*Instruction*:
Show every line where "JSON" occurs.
● ● ● ● ● ● ●
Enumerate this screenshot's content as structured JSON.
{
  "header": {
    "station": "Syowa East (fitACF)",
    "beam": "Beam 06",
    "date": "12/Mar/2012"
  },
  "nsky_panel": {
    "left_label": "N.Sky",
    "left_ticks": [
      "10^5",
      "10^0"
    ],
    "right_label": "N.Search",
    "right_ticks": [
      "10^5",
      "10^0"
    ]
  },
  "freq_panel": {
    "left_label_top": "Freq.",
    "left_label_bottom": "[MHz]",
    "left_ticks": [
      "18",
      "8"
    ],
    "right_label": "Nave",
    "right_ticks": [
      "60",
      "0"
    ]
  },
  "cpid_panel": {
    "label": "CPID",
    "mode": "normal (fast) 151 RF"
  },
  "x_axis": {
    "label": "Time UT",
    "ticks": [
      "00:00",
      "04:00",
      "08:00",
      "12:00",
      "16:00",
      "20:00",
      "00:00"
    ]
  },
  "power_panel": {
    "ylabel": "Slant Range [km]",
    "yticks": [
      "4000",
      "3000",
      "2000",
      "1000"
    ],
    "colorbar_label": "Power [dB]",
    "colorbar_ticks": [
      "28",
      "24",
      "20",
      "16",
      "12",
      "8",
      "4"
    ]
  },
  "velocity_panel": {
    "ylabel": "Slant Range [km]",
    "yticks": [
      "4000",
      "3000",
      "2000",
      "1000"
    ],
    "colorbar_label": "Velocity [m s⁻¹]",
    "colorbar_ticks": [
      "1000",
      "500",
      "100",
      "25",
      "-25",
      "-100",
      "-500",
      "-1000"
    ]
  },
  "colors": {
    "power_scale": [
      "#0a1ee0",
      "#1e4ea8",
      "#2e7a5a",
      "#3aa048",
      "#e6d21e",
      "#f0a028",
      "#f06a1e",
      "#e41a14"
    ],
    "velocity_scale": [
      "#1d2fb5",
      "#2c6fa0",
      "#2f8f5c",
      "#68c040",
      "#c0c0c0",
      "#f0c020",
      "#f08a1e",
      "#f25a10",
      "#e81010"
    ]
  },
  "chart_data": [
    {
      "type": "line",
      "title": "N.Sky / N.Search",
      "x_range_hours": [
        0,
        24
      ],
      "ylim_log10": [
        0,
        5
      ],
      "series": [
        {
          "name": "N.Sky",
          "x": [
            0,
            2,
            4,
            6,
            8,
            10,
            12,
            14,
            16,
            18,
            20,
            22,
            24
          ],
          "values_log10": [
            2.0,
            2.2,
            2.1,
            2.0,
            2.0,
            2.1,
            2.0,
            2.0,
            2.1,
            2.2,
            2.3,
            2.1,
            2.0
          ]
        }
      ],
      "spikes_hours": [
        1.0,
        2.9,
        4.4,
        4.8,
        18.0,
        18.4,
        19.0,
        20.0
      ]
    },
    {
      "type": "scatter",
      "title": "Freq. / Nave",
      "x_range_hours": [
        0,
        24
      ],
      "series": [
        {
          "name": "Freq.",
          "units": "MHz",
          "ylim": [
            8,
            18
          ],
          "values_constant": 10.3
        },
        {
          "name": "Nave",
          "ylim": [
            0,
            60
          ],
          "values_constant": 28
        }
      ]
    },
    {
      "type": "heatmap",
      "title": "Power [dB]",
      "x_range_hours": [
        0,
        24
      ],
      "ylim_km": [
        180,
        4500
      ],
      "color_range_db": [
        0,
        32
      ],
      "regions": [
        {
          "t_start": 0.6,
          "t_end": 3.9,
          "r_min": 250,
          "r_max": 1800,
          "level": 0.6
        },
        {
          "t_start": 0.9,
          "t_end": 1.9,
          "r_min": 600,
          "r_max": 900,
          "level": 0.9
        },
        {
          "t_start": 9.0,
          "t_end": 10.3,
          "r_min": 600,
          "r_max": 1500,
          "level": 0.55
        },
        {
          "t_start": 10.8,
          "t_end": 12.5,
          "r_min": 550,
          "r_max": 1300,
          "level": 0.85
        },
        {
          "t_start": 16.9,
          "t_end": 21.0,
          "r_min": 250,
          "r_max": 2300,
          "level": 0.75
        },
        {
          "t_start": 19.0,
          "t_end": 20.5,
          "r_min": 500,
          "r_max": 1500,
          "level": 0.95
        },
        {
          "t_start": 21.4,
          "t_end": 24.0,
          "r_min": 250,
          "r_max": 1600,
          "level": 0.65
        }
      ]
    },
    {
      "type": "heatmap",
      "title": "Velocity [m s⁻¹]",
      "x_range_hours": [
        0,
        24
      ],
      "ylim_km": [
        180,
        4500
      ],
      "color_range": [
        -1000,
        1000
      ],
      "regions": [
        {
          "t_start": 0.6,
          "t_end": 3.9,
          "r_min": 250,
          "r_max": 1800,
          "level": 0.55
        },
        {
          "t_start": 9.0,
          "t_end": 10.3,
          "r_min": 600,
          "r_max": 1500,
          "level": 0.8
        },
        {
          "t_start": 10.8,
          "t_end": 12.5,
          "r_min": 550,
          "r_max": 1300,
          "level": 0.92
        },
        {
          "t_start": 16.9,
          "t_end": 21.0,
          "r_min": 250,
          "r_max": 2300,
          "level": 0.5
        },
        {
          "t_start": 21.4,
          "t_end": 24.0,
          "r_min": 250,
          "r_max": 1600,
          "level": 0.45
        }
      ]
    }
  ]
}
● ● ● ● ● ● ●
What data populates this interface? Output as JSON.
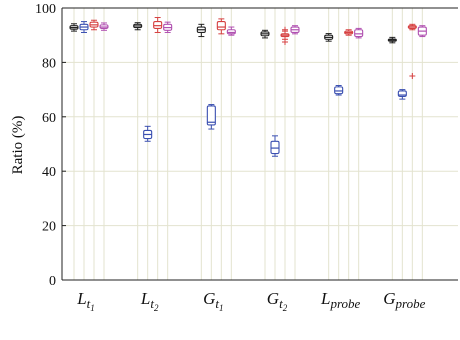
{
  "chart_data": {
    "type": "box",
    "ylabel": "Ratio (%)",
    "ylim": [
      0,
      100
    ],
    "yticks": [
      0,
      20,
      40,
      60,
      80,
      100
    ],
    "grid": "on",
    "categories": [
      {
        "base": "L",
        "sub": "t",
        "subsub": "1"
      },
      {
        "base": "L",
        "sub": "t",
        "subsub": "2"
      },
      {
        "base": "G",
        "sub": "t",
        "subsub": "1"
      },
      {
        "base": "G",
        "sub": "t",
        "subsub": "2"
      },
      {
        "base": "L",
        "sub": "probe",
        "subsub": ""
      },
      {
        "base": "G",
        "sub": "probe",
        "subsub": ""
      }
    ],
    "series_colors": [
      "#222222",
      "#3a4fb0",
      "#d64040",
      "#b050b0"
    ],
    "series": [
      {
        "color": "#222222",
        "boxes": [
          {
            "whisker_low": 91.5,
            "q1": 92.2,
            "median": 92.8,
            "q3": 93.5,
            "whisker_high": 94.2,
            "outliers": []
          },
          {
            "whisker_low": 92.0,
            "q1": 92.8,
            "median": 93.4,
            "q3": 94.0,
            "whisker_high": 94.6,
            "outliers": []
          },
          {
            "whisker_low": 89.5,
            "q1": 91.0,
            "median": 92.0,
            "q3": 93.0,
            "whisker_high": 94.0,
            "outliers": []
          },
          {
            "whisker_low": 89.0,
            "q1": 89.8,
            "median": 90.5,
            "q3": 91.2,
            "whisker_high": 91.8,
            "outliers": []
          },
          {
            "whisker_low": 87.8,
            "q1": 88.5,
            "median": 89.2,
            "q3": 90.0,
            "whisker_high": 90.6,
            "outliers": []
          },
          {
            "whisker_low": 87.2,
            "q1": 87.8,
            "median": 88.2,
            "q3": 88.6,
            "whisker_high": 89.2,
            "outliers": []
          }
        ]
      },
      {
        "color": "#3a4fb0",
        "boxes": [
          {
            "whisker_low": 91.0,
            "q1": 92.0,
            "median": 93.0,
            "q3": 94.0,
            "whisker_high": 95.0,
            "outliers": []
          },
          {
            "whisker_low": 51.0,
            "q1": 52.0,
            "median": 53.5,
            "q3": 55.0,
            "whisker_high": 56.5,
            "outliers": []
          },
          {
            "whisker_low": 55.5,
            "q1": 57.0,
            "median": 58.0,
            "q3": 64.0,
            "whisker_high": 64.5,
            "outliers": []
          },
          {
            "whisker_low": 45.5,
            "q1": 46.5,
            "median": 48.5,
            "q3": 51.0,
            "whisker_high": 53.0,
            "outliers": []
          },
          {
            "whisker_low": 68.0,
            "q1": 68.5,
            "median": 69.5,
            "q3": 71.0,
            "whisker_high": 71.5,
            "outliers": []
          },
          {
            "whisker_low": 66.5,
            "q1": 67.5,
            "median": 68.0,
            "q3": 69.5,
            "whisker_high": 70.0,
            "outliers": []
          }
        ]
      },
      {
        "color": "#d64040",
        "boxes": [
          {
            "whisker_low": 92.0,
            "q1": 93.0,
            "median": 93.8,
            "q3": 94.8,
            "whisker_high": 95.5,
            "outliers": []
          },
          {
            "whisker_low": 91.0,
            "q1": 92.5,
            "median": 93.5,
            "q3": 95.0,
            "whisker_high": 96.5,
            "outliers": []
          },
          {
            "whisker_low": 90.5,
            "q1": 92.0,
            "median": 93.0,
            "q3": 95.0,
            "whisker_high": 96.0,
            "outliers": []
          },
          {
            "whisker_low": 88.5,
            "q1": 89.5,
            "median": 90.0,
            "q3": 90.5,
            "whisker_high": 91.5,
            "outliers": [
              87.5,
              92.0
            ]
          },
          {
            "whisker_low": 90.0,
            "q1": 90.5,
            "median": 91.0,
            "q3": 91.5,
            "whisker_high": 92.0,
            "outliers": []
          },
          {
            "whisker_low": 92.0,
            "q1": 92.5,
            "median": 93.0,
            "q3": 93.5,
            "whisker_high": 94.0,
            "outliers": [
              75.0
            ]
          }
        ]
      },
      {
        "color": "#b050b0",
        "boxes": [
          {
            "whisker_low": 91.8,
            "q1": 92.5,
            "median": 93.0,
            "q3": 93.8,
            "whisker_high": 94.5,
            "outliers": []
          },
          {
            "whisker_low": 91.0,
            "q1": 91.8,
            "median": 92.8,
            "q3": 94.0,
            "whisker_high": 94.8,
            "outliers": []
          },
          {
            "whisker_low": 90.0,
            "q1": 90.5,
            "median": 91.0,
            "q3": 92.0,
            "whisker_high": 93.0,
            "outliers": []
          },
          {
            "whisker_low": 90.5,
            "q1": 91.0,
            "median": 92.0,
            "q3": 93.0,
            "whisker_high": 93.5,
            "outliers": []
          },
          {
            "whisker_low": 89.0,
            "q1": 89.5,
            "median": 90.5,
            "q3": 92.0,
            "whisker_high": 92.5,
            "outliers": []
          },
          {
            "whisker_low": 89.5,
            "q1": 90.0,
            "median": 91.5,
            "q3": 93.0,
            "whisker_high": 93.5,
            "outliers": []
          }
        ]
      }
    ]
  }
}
● ● ● ● ● ● ●
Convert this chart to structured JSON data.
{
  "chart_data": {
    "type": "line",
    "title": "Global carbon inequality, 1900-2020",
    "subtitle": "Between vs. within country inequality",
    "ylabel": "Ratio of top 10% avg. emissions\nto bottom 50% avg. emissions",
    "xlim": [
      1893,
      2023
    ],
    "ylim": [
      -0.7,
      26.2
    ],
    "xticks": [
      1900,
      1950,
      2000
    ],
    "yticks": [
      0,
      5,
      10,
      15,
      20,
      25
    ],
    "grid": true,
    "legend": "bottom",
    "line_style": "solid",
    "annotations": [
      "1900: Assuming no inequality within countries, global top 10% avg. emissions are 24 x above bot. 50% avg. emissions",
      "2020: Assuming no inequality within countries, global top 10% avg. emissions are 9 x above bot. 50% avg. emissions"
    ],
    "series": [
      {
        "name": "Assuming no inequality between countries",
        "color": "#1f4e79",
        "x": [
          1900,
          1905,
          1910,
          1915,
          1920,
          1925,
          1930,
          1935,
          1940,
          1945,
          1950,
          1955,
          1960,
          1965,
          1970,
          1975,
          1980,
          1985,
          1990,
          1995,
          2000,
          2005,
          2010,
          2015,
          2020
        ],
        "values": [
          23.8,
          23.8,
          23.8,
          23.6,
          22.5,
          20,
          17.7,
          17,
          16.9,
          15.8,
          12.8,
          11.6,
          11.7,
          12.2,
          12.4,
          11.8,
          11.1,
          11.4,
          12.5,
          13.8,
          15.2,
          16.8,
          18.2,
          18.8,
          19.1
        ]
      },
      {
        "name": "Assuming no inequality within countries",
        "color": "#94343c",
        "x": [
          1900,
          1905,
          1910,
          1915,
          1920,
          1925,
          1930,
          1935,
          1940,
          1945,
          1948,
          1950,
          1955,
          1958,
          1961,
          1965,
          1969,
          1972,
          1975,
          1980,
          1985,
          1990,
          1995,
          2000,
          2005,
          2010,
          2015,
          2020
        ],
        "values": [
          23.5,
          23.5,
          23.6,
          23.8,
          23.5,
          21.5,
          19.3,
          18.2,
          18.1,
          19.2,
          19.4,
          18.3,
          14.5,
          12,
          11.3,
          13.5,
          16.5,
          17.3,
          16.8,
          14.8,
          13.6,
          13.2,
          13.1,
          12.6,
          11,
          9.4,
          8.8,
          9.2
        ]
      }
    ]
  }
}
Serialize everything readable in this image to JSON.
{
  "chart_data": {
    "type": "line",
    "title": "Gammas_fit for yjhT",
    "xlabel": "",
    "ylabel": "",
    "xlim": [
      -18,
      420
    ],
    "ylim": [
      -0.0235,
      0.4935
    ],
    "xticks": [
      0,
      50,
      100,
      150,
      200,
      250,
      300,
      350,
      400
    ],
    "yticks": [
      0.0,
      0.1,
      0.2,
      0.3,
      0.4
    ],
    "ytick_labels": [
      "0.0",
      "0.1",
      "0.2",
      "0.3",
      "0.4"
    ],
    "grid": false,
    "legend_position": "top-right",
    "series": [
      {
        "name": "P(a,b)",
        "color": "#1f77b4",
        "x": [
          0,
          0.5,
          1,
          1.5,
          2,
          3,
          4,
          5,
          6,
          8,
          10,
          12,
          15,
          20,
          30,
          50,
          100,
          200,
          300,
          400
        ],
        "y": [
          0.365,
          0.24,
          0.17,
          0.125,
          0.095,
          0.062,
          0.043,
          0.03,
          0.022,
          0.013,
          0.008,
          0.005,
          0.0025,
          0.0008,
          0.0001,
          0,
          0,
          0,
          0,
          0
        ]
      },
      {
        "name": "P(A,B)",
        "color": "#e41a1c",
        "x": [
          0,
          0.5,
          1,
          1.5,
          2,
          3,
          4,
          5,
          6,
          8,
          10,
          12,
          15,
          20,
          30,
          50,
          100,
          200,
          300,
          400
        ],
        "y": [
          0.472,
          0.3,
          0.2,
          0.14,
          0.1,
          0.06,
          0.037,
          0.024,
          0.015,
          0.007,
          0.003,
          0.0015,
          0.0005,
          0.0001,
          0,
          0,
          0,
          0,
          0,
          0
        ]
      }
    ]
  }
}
● ● ● ● ● ● ●
*Reply to the exercise*:
Enumerate this screenshot's content as structured JSON.
What data populates this interface? Output as JSON.
Convert this chart to structured JSON data.
Serialize everything readable in this image to JSON.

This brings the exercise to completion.